(Data items)

▼

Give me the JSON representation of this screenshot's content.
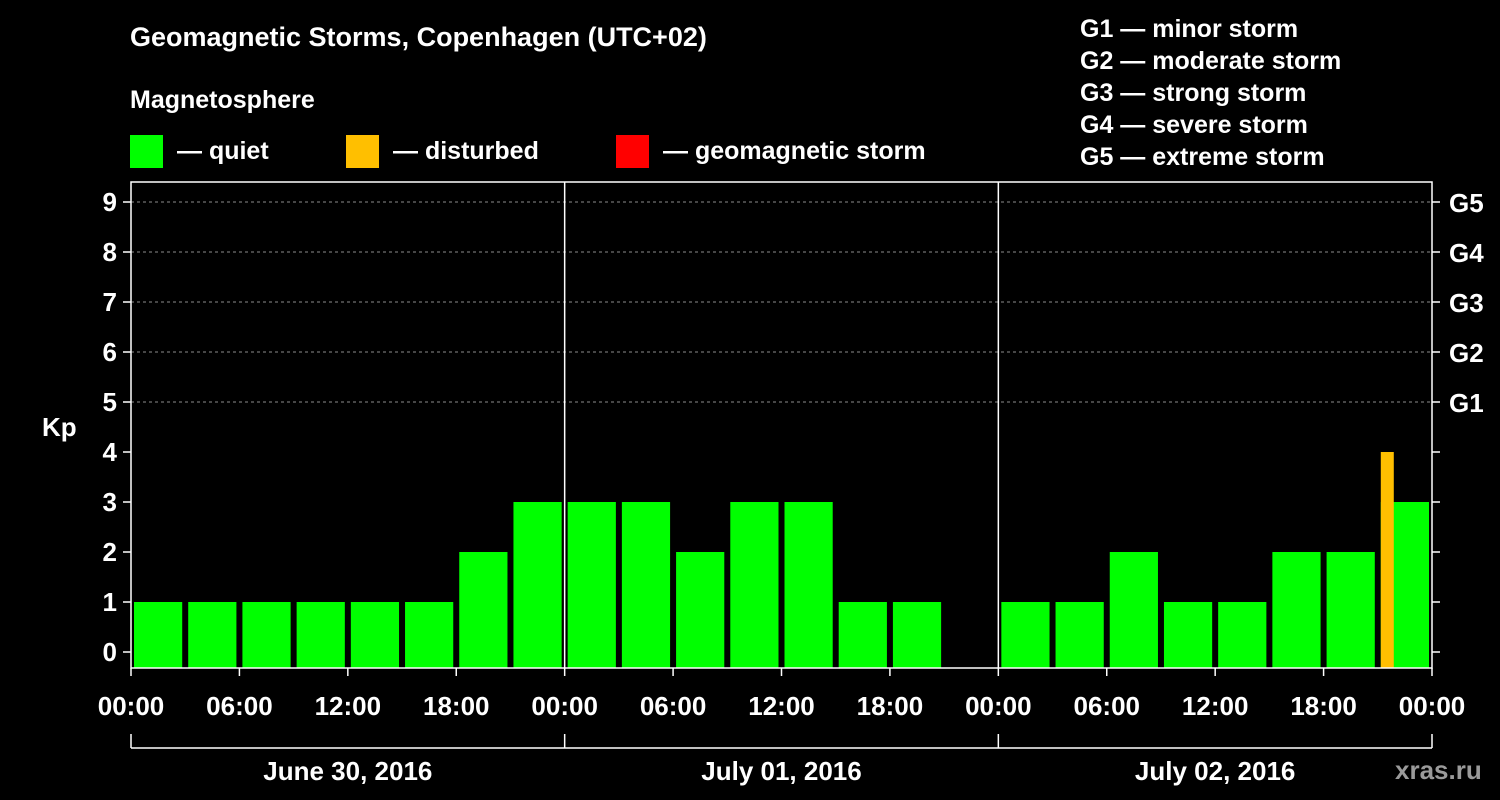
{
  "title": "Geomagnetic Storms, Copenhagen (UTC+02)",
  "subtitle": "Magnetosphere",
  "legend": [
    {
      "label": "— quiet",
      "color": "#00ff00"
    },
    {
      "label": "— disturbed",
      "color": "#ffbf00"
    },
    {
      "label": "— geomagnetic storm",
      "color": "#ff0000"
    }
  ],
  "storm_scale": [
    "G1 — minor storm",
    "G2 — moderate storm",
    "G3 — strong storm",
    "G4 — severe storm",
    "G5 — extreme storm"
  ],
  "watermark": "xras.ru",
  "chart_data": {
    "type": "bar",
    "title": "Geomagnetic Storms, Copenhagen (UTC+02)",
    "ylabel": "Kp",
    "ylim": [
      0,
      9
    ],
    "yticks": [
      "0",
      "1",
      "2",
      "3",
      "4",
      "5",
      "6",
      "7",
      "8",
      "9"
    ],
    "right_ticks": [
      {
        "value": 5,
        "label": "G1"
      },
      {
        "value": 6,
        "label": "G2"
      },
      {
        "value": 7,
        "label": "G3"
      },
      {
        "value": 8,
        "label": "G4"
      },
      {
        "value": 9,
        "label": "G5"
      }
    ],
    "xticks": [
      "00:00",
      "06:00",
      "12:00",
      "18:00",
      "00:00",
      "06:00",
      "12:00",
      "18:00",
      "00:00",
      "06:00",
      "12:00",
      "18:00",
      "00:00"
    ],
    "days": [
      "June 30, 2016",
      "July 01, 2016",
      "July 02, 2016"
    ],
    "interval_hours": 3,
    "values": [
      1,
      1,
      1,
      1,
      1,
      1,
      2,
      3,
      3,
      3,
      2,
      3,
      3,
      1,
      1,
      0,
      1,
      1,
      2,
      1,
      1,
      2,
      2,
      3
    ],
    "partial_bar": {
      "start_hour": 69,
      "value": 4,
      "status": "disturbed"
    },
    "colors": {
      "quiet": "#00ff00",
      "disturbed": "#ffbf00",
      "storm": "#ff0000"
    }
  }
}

▲

## SHORT TASK
Locate all lines in the listing above with the word "Storms". Copy them.

## PROBLEM SOLUTION
  "title": "Geomagnetic Storms, Copenhagen (UTC+02)",
    "title": "Geomagnetic Storms, Copenhagen (UTC+02)",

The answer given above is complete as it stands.